- _Requirement_: Scan the listing for the word "want", and copy out each line where it is found.
__________________________________________________
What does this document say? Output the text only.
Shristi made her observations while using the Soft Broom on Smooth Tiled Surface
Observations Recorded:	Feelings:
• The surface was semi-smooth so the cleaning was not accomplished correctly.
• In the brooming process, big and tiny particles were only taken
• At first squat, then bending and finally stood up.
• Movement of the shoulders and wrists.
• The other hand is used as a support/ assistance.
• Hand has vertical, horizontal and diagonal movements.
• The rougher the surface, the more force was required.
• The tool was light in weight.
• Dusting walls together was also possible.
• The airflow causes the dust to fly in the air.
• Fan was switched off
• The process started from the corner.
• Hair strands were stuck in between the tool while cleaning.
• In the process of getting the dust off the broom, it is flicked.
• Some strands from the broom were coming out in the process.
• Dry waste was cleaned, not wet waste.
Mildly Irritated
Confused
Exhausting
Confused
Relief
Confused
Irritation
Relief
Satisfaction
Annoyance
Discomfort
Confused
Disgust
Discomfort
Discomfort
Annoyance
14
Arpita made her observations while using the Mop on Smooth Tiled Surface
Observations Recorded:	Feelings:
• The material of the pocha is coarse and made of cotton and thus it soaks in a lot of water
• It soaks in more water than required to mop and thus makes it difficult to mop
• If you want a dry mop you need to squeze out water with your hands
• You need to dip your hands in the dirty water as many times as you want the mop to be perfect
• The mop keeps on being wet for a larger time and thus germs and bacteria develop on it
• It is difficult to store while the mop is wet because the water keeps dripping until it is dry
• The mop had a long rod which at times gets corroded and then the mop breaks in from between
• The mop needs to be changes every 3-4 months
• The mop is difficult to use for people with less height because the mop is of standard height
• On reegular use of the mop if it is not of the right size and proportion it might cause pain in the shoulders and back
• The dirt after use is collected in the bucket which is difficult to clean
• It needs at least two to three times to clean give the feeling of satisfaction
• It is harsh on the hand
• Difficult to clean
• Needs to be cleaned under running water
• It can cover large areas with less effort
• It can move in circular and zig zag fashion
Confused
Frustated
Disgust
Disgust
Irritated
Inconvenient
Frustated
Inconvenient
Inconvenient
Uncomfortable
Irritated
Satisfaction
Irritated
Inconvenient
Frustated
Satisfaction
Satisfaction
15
__________________________________________________
- _Response area_:
• If you want a dry mop you need to squeze out water with your hands
• You need to dip your hands in the dirty water as many times as you want the mop to be perfect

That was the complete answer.